Required task: The entire listing is to be repeated verbatim.
=-=-=
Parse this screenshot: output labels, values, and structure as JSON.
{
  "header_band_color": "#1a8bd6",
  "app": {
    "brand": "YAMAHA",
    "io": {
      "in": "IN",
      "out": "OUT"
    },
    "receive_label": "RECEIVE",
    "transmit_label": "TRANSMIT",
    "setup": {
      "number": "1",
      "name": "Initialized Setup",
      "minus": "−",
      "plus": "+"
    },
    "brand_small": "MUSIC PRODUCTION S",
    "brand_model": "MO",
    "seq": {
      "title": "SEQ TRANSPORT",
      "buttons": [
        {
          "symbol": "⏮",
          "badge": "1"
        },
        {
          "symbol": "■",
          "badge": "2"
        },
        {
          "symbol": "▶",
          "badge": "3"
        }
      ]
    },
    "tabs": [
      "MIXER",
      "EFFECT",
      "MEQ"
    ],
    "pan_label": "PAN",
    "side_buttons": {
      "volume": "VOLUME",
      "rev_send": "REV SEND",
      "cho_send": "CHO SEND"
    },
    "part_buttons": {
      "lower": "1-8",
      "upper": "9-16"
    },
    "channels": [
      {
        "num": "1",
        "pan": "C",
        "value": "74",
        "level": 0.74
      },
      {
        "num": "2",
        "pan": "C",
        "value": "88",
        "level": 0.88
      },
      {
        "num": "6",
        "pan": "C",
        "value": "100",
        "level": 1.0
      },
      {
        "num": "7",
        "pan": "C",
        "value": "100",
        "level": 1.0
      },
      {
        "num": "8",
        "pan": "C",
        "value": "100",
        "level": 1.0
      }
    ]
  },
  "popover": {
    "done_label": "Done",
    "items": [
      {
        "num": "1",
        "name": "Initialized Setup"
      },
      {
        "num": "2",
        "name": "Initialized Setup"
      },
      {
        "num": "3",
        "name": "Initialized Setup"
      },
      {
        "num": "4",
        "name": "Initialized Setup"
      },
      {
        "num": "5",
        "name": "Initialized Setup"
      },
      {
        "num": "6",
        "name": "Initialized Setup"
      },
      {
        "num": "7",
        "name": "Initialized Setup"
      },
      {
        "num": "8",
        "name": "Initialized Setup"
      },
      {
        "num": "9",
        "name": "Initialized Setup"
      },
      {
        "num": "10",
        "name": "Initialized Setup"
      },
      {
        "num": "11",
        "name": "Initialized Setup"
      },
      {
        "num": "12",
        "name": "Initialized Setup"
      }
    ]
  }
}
=-=-=
Finished task:
Parse this screenshot: output labels, values, and structure as JSON.
{
  "header_band_color": "#1a8bd6",
  "app": {
    "brand": "YAMAHA",
    "io": {
      "in": "IN",
      "out": "OUT"
    },
    "receive_label": "RECEIVE",
    "transmit_label": "TRANSMIT",
    "setup": {
      "number": "1",
      "name": "Initialized Setup",
      "minus": "−",
      "plus": "+"
    },
    "brand_small": "MUSIC PRODUCTION S",
    "brand_model": "MO",
    "seq": {
      "title": "SEQ TRANSPORT",
      "buttons": [
        {
          "symbol": "⏮",
          "badge": "1"
        },
        {
          "symbol": "■",
          "badge": "2"
        },
        {
          "symbol": "▶",
          "badge": "3"
        }
      ]
    },
    "tabs": [
      "MIXER",
      "EFFECT",
      "MEQ"
    ],
    "pan_label": "PAN",
    "side_buttons": {
      "volume": "VOLUME",
      "rev_send": "REV SEND",
      "cho_send": "CHO SEND"
    },
    "part_buttons": {
      "lower": "1-8",
      "upper": "9-16"
    },
    "channels": [
      {
        "num": "1",
        "pan": "C",
        "value": "74",
        "level": 0.74
      },
      {
        "num": "2",
        "pan": "C",
        "value": "88",
        "level": 0.88
      },
      {
        "num": "6",
        "pan": "C",
        "value": "100",
        "level": 1.0
      },
      {
        "num": "7",
        "pan": "C",
        "value": "100",
        "level": 1.0
      },
      {
        "num": "8",
        "pan": "C",
        "value": "100",
        "level": 1.0
      }
    ]
  },
  "popover": {
    "done_label": "Done",
    "items": [
      {
        "num": "1",
        "name": "Initialized Setup"
      },
      {
        "num": "2",
        "name": "Initialized Setup"
      },
      {
        "num": "3",
        "name": "Initialized Setup"
      },
      {
        "num": "4",
        "name": "Initialized Setup"
      },
      {
        "num": "5",
        "name": "Initialized Setup"
      },
      {
        "num": "6",
        "name": "Initialized Setup"
      },
      {
        "num": "7",
        "name": "Initialized Setup"
      },
      {
        "num": "8",
        "name": "Initialized Setup"
      },
      {
        "num": "9",
        "name": "Initialized Setup"
      },
      {
        "num": "10",
        "name": "Initialized Setup"
      },
      {
        "num": "11",
        "name": "Initialized Setup"
      },
      {
        "num": "12",
        "name": "Initialized Setup"
      }
    ]
  }
}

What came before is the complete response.